Written task: Below are some records; give them all again exactly, but not the pictures.
====================
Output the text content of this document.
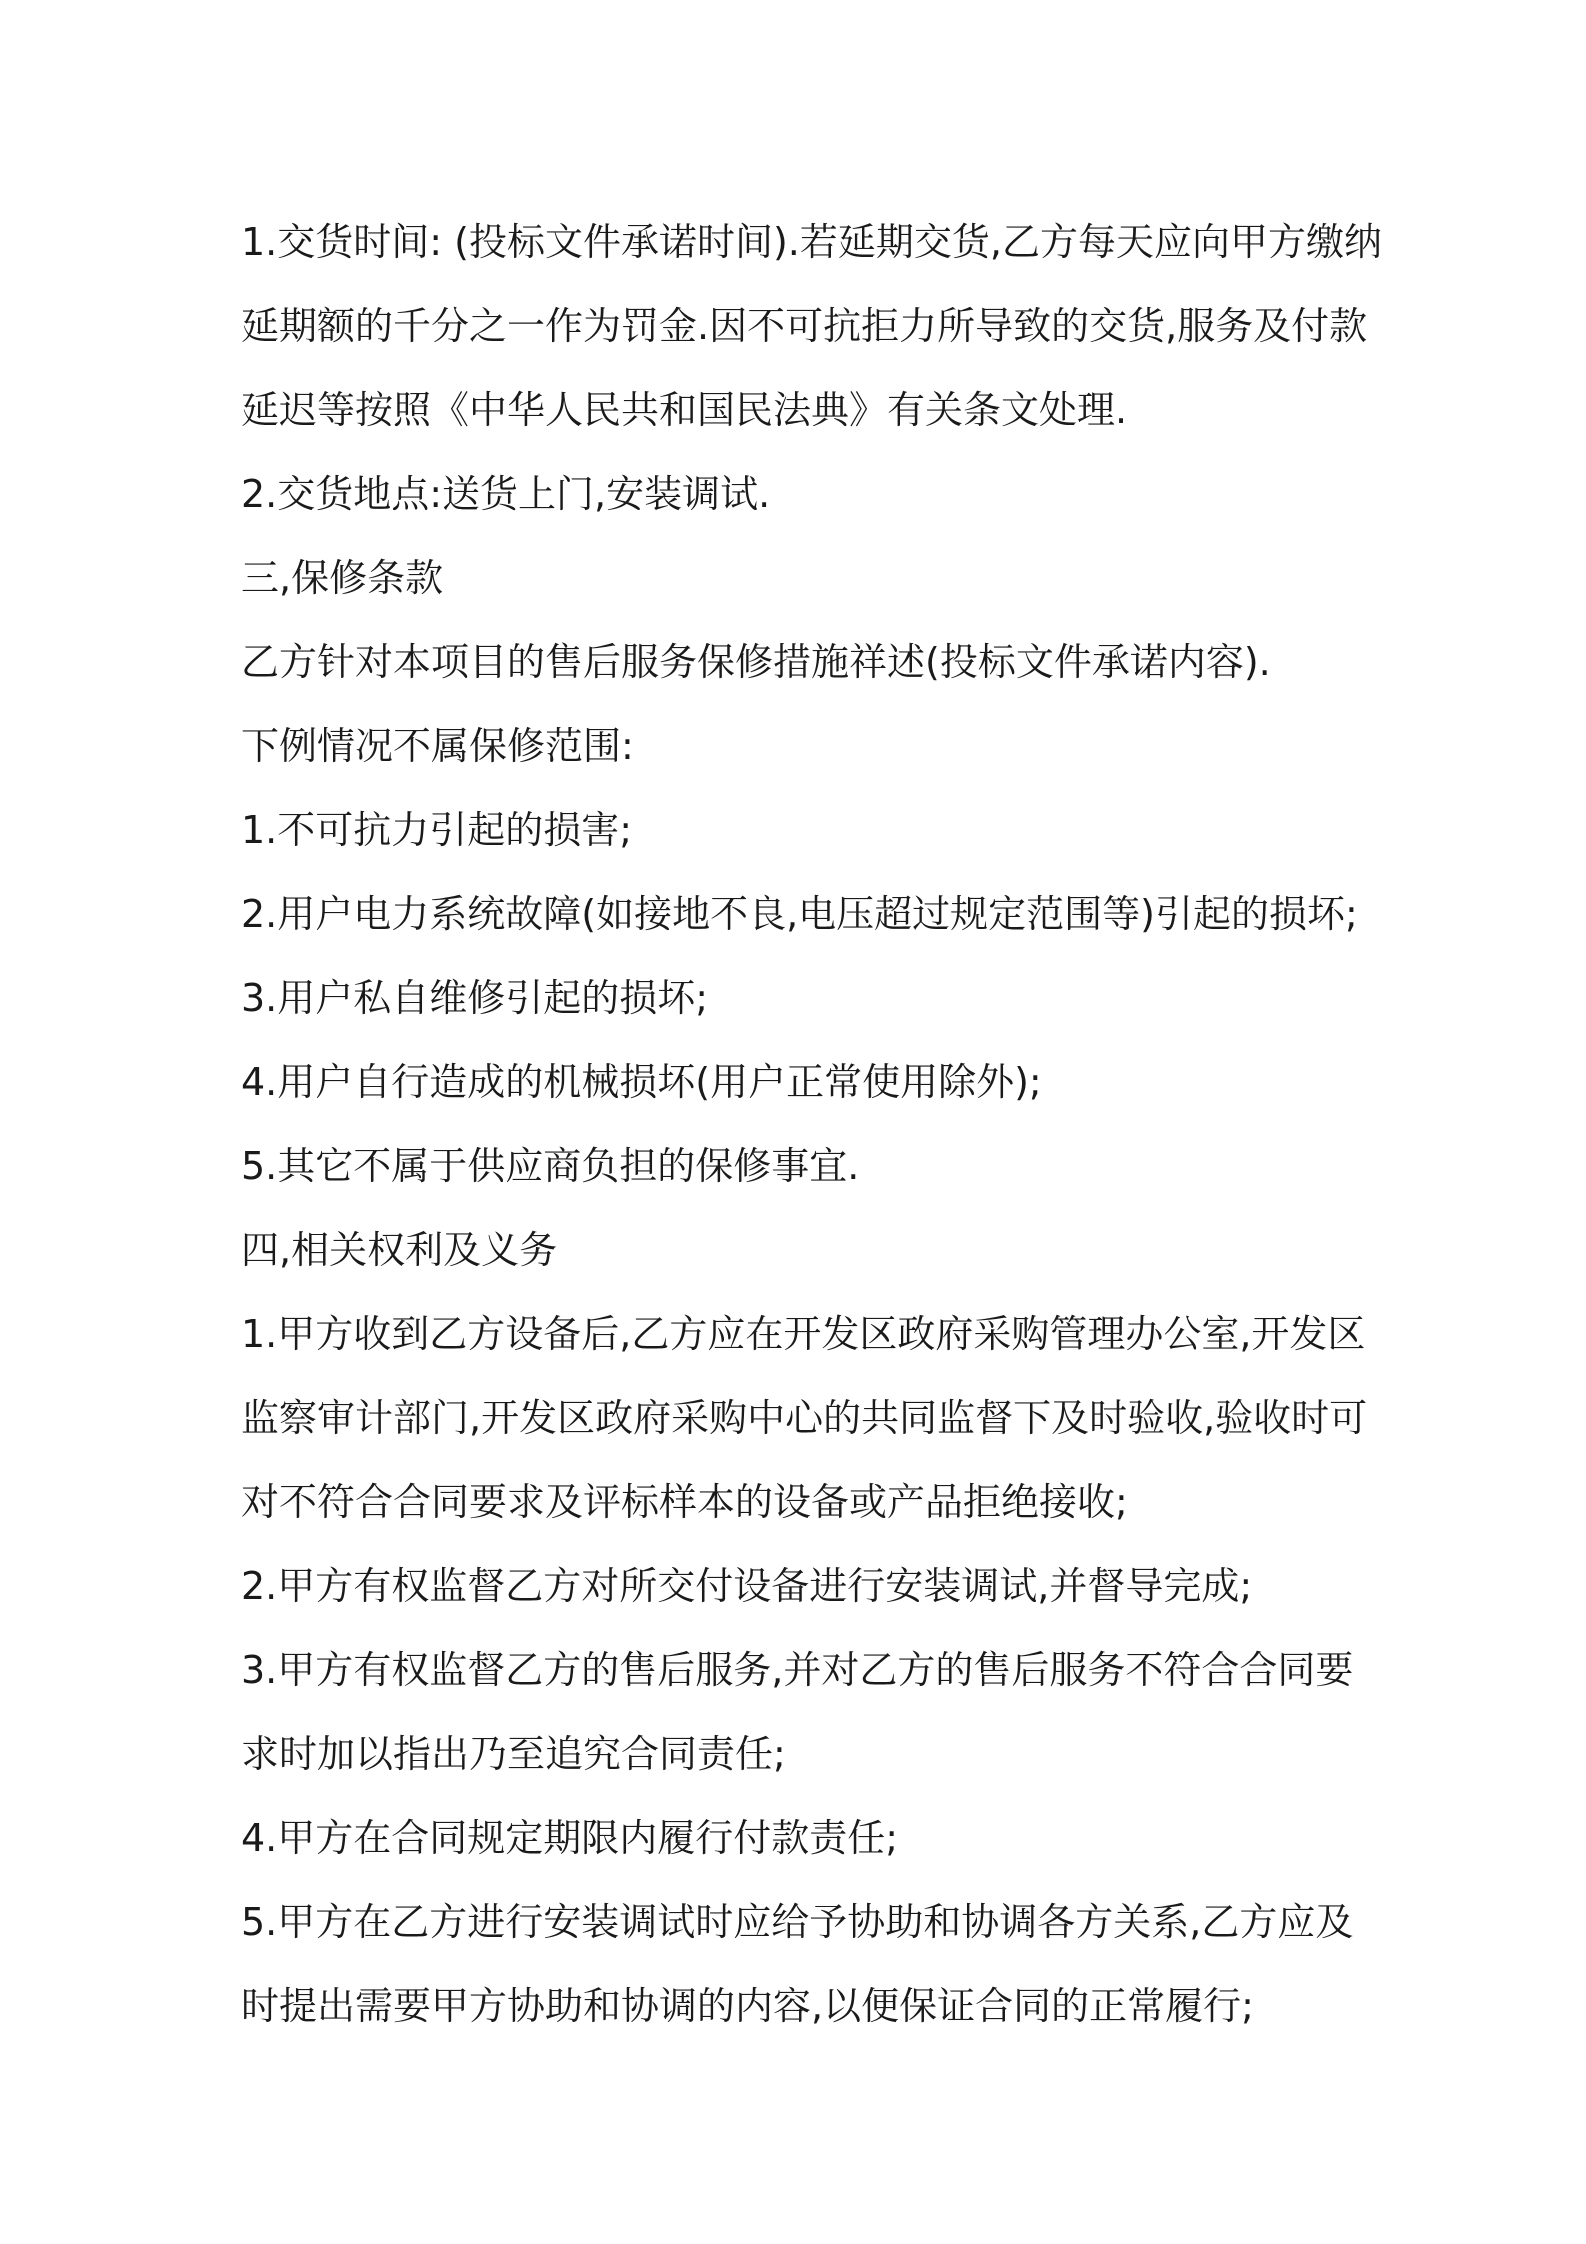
1.交货时间: (投标文件承诺时间).若延期交货,乙方每天应向甲方缴纳
延期额的千分之一作为罚金.因不可抗拒力所导致的交货,服务及付款
延迟等按照《中华人民共和国民法典》有关条文处理.
2.交货地点:送货上门,安装调试.
三,保修条款
乙方针对本项目的售后服务保修措施祥述(投标文件承诺内容).
下例情况不属保修范围:
1.不可抗力引起的损害;
2.用户电力系统故障(如接地不良,电压超过规定范围等)引起的损坏;
3.用户私自维修引起的损坏;
4.用户自行造成的机械损坏(用户正常使用除外);
5.其它不属于供应商负担的保修事宜.
四,相关权利及义务
1.甲方收到乙方设备后,乙方应在开发区政府采购管理办公室,开发区
监察审计部门,开发区政府采购中心的共同监督下及时验收,验收时可
对不符合合同要求及评标样本的设备或产品拒绝接收;
2.甲方有权监督乙方对所交付设备进行安装调试,并督导完成;
3.甲方有权监督乙方的售后服务,并对乙方的售后服务不符合合同要
求时加以指出乃至追究合同责任;
4.甲方在合同规定期限内履行付款责任;
5.甲方在乙方进行安装调试时应给予协助和协调各方关系,乙方应及
时提出需要甲方协助和协调的内容,以便保证合同的正常履行;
====================
Solution for this exercise:
Output the text content of this document.
1.交货时间: (投标文件承诺时间).若延期交货,乙方每天应向甲方缴纳
延期额的千分之一作为罚金.因不可抗拒力所导致的交货,服务及付款
延迟等按照《中华人民共和国民法典》有关条文处理.
2.交货地点:送货上门,安装调试.
三,保修条款
乙方针对本项目的售后服务保修措施祥述(投标文件承诺内容).
下例情况不属保修范围:
1.不可抗力引起的损害;
2.用户电力系统故障(如接地不良,电压超过规定范围等)引起的损坏;
3.用户私自维修引起的损坏;
4.用户自行造成的机械损坏(用户正常使用除外);
5.其它不属于供应商负担的保修事宜.
四,相关权利及义务
1.甲方收到乙方设备后,乙方应在开发区政府采购管理办公室,开发区
监察审计部门,开发区政府采购中心的共同监督下及时验收,验收时可
对不符合合同要求及评标样本的设备或产品拒绝接收;
2.甲方有权监督乙方对所交付设备进行安装调试,并督导完成;
3.甲方有权监督乙方的售后服务,并对乙方的售后服务不符合合同要
求时加以指出乃至追究合同责任;
4.甲方在合同规定期限内履行付款责任;
5.甲方在乙方进行安装调试时应给予协助和协调各方关系,乙方应及
时提出需要甲方协助和协调的内容,以便保证合同的正常履行;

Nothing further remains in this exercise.